**WHAT THIS TASK INVOLVES**
Repeat the listing word for word. No pictures belong in the copy.

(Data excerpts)

## START

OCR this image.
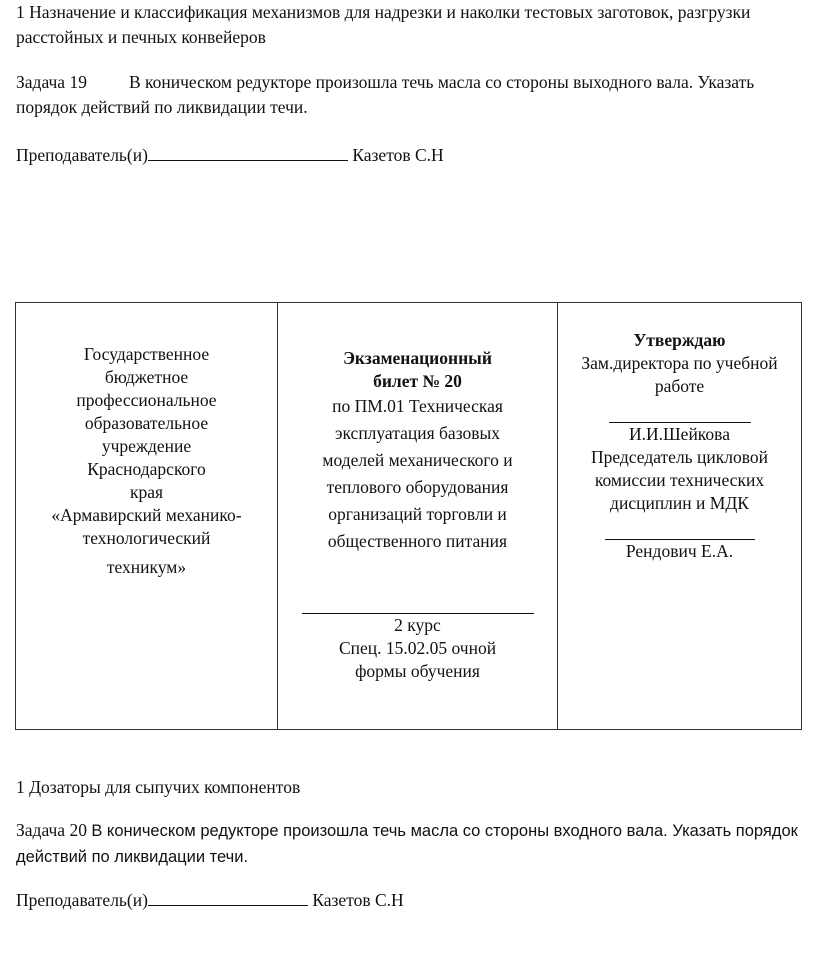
1 Назначение и классификация механизмов для надрезки и наколки тестовых заготовок, разгрузки расстойных и печных конвейеров
Задача 19 В коническом редукторе произошла течь масла со стороны выходного вала. Указать порядок действий по ликвидации течи.
Преподаватель(и)	Казетов С.Н
Государственное
бюджетное
профессиональное
образовательное
учреждение
Краснодарского
края
«Армавирский механико-
технологический
техникум»

Экзаменационный
билет № 20
по ПМ.01 Техническая
эксплуатация базовых
моделей механического и
теплового оборудования
организаций торговли и
общественного питания
2 курс
Спец. 15.02.05 очной
формы обучения

Утверждаю
Зам.директора по учебной
работе
И.И.Шейкова
Председатель цикловой
комиссии технических
дисциплин и МДК
Рендович Е.А.
1 Дозаторы для сыпучих компонентов
Задача 20 В коническом редукторе произошла течь масла со стороны входного вала. Указать порядок действий по ликвидации течи.
Преподаватель(и)	Казетов С.Н
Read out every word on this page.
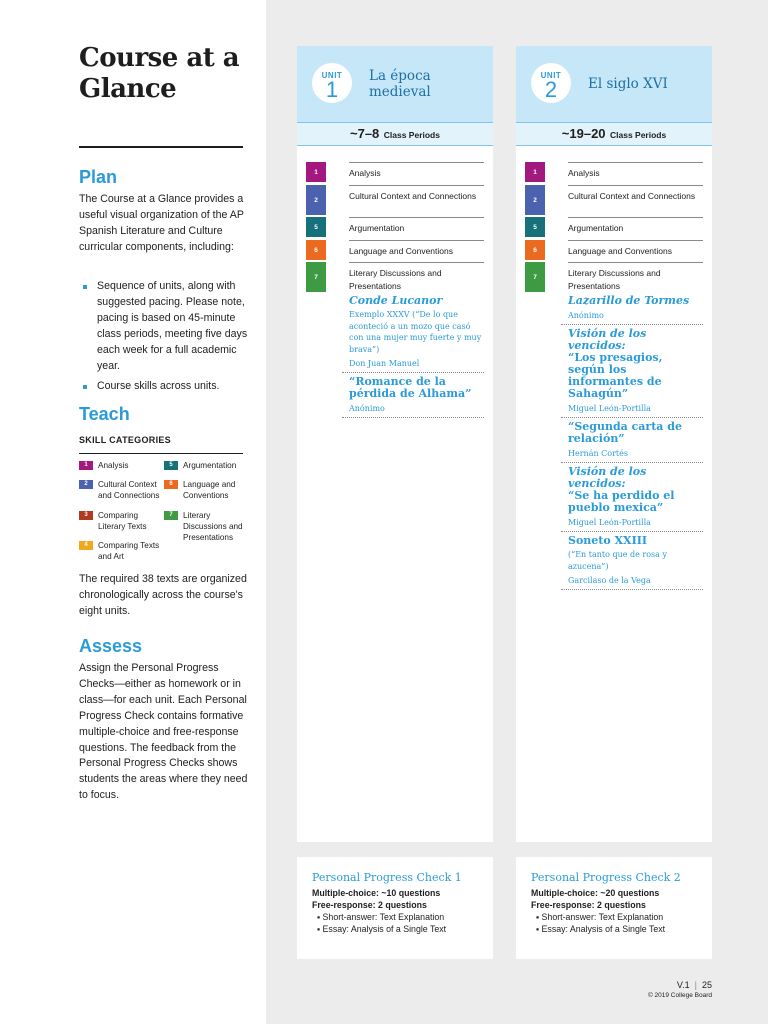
Course at a Glance
Plan

The Course at a Glance provides a useful visual organization of the AP Spanish Literature and Culture curricular components, including:

Sequence of units, along with suggested pacing. Please note, pacing is based on 45-minute class periods, meeting five days each week for a full academic year.
Course skills across units.
Teach
SKILL CATEGORIES
1	Analysis
2	Cultural Context and Connections
3	Comparing Literary Texts
4	Comparing Texts and Art
5	Argumentation
6	Language and Conventions
7	Literary Discussions and Presentations

The required 38 texts are organized chronologically across the course's eight units.

Assess

Assign the Personal Progress Checks—either as homework or in class—for each unit. Each Personal Progress Check contains formative multiple-choice and free-response questions. The feedback from the Personal Progress Checks shows students the areas where they need to focus.

UNIT
1
La época medieval
~7–8 Class Periods
1	Analysis
2	Cultural Context and Connections
5	Argumentation
6	Language and Conventions
7	Literary Discussions and Presentations
Conde Lucanor
Exemplo XXXV (“De lo que aconteció a un mozo que casó con una mujer muy fuerte y muy brava”)
Don Juan Manuel
“Romance de la pérdida de Alhama”
Anónimo
UNIT
2	El siglo XVI
~19–20 Class Periods
1	Analysis
2	Cultural Context and Connections
5	Argumentation
6	Language and Conventions
7	Literary Discussions and Presentations
Lazarillo de Tormes
Anónimo
Visión de los vencidos:
“Los presagios, según los informantes de Sahagún”
Miguel León-Portilla
“Segunda carta de relación”
Hernán Cortés
Visión de los vencidos:
“Se ha perdido el pueblo mexica”
Miguel León-Portilla
Soneto XXIII
(“En tanto que de rosa y azucena”)
Garcilaso de la Vega
Personal Progress Check 1
Multiple-choice: ~10 questions
Free-response: 2 questions
▪ Short-answer: Text Explanation
▪ Essay: Analysis of a Single Text
Personal Progress Check 2
Multiple-choice: ~20 questions
Free-response: 2 questions
▪ Short-answer: Text Explanation
▪ Essay: Analysis of a Single Text
V.1 | 25
© 2019 College Board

## END

**ANSWER**
OCR this image.
1 Назначение и классификация механизмов для надрезки и наколки тестовых заготовок, разгрузки расстойных и печных конвейеров
Задача 19 В коническом редукторе произошла течь масла со стороны выходного вала. Указать порядок действий по ликвидации течи.
Преподаватель(и)	Казетов С.Н
Государственное
бюджетное
профессиональное
образовательное
учреждение
Краснодарского
края
«Армавирский механико-
технологический
техникум»

Экзаменационный
билет № 20
по ПМ.01 Техническая
эксплуатация базовых
моделей механического и
теплового оборудования
организаций торговли и
общественного питания
2 курс
Спец. 15.02.05 очной
формы обучения

Утверждаю
Зам.директора по учебной
работе
И.И.Шейкова
Председатель цикловой
комиссии технических
дисциплин и МДК
Рендович Е.А.
1 Дозаторы для сыпучих компонентов
Задача 20 В коническом редукторе произошла течь масла со стороны входного вала. Указать порядок действий по ликвидации течи.
Преподаватель(и)	Казетов С.Н
Read out every word on this page.
Course at a Glance
Plan

The Course at a Glance provides a useful visual organization of the AP Spanish Literature and Culture curricular components, including:

Sequence of units, along with suggested pacing. Please note, pacing is based on 45-minute class periods, meeting five days each week for a full academic year.
Course skills across units.
Teach
SKILL CATEGORIES
1	Analysis
2	Cultural Context and Connections
3	Comparing Literary Texts
4	Comparing Texts and Art
5	Argumentation
6	Language and Conventions
7	Literary Discussions and Presentations

The required 38 texts are organized chronologically across the course's eight units.

Assess

Assign the Personal Progress Checks—either as homework or in class—for each unit. Each Personal Progress Check contains formative multiple-choice and free-response questions. The feedback from the Personal Progress Checks shows students the areas where they need to focus.

UNIT
1
La época medieval
~7–8 Class Periods
1	Analysis
2	Cultural Context and Connections
5	Argumentation
6	Language and Conventions
7	Literary Discussions and Presentations
Conde Lucanor
Exemplo XXXV (“De lo que aconteció a un mozo que casó con una mujer muy fuerte y muy brava”)
Don Juan Manuel
“Romance de la pérdida de Alhama”
Anónimo
UNIT
2	El siglo XVI
~19–20 Class Periods
1	Analysis
2	Cultural Context and Connections
5	Argumentation
6	Language and Conventions
7	Literary Discussions and Presentations
Lazarillo de Tormes
Anónimo
Visión de los vencidos:
“Los presagios, según los informantes de Sahagún”
Miguel León-Portilla
“Segunda carta de relación”
Hernán Cortés
Visión de los vencidos:
“Se ha perdido el pueblo mexica”
Miguel León-Portilla
Soneto XXIII
(“En tanto que de rosa y azucena”)
Garcilaso de la Vega
Personal Progress Check 1
Multiple-choice: ~10 questions
Free-response: 2 questions
▪ Short-answer: Text Explanation
▪ Essay: Analysis of a Single Text
Personal Progress Check 2
Multiple-choice: ~20 questions
Free-response: 2 questions
▪ Short-answer: Text Explanation
▪ Essay: Analysis of a Single Text
V.1 | 25
© 2019 College Board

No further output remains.